- Prompt 1 -
How many days did the Iranian hostage crisis last, according to the article on Trump's 1980 Iran remarks?
- Prompt 2 -
Quote the stretch of the article on Trump's 1980 Iran remarks from "Though the US" through "America's global credibility.".

- Supplied passage -
^^^^^^^^^^^^^^^^

In 1980, a 34-year-old Donald Trump said the US should invade Iran in response to the hostage crisis

Iran hostage crisis
Iran hostage crisis

Kaveh Kazemi/Getty Images

  • In 1980, in the midst of the Iranian hostage crisis, Donald Trump in an interview said the US should invade Iran.

  • "I absolutely feel that, yes...I think right now we'd be an oil-rich nation, and I believe that we should have done it, and I'm very disappointed that we didn't do it," Trump said at the time.

  • This interview in many ways foreshadowed the tone of Trump's future presidential campaign and general stance toward Iran as commander-in-chief.

  • Visit Business Insider's homepage for more stories.

In 1980, as 52 hostages were being held by Iranian students at the US Embassy in Tehran, a 34-year-old Donald Trump advocated for a US invasion of Iran.

In an October 1980 interview with gossip columnist Rona Barrett, uncovered on Tuesday by Brookings Institution amid an escalating crisis with Iran, Trump said the US "should really be a country that gets the respect of other countries."

"The Iranian situation is a case in point," he ad That they hold our hostages is just absolutely, and totally ridiculous. That this country sits back and allows a country such as Iran to hold our hostages, to my way of thinking, is a horror, and I don't think they'd do it with other countries. I honestly don't think they'd do it with other countries."

Barrett replied: "Obviously you're advocating that we should have gone in there with troops, et cetera, and brought our boys out like Vietnam."

To which Trump said: "I absolutely feel that, yes. I don't think there's any question, and there is no question in my mind. I think right now we'd be an oil-rich nation, and I believe that we should have done it, and I'm very disappointed that we didn't do it, and I don't think anybody would have held us in abeyance."

According to historians Brendan Simms and Charlie Laderman, as cited by Brookings, this was Trump's first known comment on US foreign policy.

The Iranian hostage crisis began in November 1979 amid the Islamic revolution that saw Iran transition from being a pro-Western puppet to an oppressive, theocratic state and adversary of the US. Initially, 66 American hostages were taken, but that number dwindled t0 52 by July 1980 as hostages were released for various reasons. The crisis lasted for 444 days, ending on January, 20, 1981, the same day Ronald Reagan was inaugurated.

Though the US did not launch a full-scale invasion over the crisis, it did launch a disastrous military operation in April 1980 meant to rescue the hostages that failed miserably and resulted in deaths of eight US service members. Former President Jimmy Carter's handling of the crisis is often cited as one of the primary reasons he did not win reelection.

The 1980 interview in many ways foreshadowed the tone of Trump's future presidential campaign and general stance toward Iran as commander-in-chief.

While running for president in 2016, Trump repeatedly said the US no longer had the world's respect, contending that he would bring it back. Since he entered the White House, however, polls have repeatedly suggested that Trump has eroded America's global credibility.

On January 3, Trump ordered a drone strike that killed Iran's most important military leader, Maj. Gen. Qassem Soleimani, in Baghdad. The US considered Soleimani a terrorist, and he'd been linked with the deaths of hundreds of US service members. But questions have still been raised by many in Washington regarding the proportionality of the strike, and whether it was worth the unfolding consequences.

^^^^^^^^^^^^^^^^

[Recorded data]

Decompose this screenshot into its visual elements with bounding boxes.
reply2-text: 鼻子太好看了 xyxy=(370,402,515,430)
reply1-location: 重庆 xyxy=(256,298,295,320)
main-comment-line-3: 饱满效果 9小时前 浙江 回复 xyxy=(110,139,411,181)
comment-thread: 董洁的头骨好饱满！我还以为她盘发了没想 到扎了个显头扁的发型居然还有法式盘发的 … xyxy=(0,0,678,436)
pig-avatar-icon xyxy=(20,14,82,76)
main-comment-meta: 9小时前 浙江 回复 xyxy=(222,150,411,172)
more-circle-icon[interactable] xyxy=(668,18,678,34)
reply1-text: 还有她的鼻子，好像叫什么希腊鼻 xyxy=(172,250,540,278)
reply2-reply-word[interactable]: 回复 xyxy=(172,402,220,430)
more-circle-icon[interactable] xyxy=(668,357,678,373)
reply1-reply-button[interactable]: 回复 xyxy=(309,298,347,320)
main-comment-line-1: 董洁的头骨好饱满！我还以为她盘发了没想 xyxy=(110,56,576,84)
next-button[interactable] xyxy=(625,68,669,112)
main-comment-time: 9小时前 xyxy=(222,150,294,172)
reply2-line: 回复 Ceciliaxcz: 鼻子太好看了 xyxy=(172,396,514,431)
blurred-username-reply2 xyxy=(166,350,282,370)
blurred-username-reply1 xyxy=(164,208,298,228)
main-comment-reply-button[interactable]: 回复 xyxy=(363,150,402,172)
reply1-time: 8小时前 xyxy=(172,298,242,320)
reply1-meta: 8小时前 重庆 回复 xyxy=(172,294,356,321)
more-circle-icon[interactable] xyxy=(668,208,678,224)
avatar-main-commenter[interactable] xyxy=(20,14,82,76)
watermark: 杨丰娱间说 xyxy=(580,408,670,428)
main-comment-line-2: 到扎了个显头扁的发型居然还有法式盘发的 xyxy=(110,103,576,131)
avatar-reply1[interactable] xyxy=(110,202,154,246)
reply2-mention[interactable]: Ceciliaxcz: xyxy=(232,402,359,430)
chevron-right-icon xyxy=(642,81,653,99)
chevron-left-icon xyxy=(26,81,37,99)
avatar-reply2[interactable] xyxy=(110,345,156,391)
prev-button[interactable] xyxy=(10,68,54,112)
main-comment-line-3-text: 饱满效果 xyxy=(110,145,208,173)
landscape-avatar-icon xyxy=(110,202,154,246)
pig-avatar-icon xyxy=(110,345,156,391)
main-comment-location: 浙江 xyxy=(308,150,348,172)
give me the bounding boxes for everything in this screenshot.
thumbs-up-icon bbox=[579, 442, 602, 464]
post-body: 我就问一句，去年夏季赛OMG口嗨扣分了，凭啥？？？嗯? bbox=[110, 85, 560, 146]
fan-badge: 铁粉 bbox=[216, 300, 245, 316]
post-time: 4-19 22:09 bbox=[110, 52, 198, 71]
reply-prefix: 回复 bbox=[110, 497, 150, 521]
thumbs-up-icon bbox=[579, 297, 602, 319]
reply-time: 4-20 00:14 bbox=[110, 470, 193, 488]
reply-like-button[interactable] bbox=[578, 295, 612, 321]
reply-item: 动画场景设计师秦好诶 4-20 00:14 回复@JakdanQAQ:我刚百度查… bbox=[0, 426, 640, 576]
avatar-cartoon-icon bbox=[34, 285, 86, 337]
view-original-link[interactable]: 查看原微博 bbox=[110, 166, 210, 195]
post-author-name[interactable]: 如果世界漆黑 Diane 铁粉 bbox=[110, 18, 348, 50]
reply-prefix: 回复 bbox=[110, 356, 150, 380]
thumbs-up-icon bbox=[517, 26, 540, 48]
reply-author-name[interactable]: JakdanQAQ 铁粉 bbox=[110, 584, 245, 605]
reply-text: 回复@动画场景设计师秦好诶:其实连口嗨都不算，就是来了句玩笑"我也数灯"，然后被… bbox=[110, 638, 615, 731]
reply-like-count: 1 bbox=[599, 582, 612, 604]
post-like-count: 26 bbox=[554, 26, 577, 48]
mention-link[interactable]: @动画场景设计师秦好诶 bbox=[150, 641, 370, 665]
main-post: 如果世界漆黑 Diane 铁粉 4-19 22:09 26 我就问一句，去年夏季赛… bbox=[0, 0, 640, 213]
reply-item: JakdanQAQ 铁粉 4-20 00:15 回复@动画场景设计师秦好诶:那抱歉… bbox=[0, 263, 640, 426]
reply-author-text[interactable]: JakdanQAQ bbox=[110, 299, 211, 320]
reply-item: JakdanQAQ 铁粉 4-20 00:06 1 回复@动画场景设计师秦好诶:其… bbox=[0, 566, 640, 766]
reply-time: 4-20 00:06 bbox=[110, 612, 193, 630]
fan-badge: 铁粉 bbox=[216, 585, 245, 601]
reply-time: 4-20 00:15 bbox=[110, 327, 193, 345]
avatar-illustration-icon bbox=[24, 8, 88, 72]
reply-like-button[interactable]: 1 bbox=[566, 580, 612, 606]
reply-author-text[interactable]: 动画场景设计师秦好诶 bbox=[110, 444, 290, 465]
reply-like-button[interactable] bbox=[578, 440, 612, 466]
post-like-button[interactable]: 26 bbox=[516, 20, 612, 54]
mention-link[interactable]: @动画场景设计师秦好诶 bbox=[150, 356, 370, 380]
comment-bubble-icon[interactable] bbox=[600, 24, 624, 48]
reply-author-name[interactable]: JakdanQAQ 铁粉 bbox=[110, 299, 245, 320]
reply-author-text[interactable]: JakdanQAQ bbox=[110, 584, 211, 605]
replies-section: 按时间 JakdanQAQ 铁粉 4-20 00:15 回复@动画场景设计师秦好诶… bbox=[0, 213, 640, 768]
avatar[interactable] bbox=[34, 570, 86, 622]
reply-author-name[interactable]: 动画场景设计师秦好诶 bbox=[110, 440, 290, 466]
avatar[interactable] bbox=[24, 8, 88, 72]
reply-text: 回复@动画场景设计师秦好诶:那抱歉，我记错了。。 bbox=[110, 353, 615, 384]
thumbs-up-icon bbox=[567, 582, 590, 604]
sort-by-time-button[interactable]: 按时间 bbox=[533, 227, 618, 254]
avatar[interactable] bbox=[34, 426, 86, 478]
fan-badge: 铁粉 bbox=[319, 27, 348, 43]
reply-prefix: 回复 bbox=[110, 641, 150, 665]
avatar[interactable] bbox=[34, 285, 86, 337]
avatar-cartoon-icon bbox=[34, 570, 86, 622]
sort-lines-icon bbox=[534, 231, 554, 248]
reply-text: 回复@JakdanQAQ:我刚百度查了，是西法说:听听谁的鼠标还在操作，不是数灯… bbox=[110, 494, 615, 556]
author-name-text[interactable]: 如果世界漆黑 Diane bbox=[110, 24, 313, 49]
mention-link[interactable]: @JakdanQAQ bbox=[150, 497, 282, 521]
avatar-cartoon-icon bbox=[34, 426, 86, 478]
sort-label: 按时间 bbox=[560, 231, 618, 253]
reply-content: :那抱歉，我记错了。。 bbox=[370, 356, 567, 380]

^^^^^^^^^^^^^^^^

- Result 1 -
444 days.

- Result 2 -
Though the US did not launch a full-scale invasion over the crisis, it did launch a disastrous military operation in April 1980 meant to rescue the hostages that failed miserably and resulted in deaths of eight US service members. Former President Jimmy Carter's handling of the crisis is often cited as one of the primary reasons he did not win reelection.

The 1980 interview in many ways foreshadowed the tone of Trump's future presidential campaign and general stance toward Iran as commander-in-chief.

While running for president in 2016, Trump repeatedly said the US no longer had the world's respect, contending that he would bring it back. Since he entered the White House, however, polls have repeatedly suggested that Trump has eroded America's global credibility.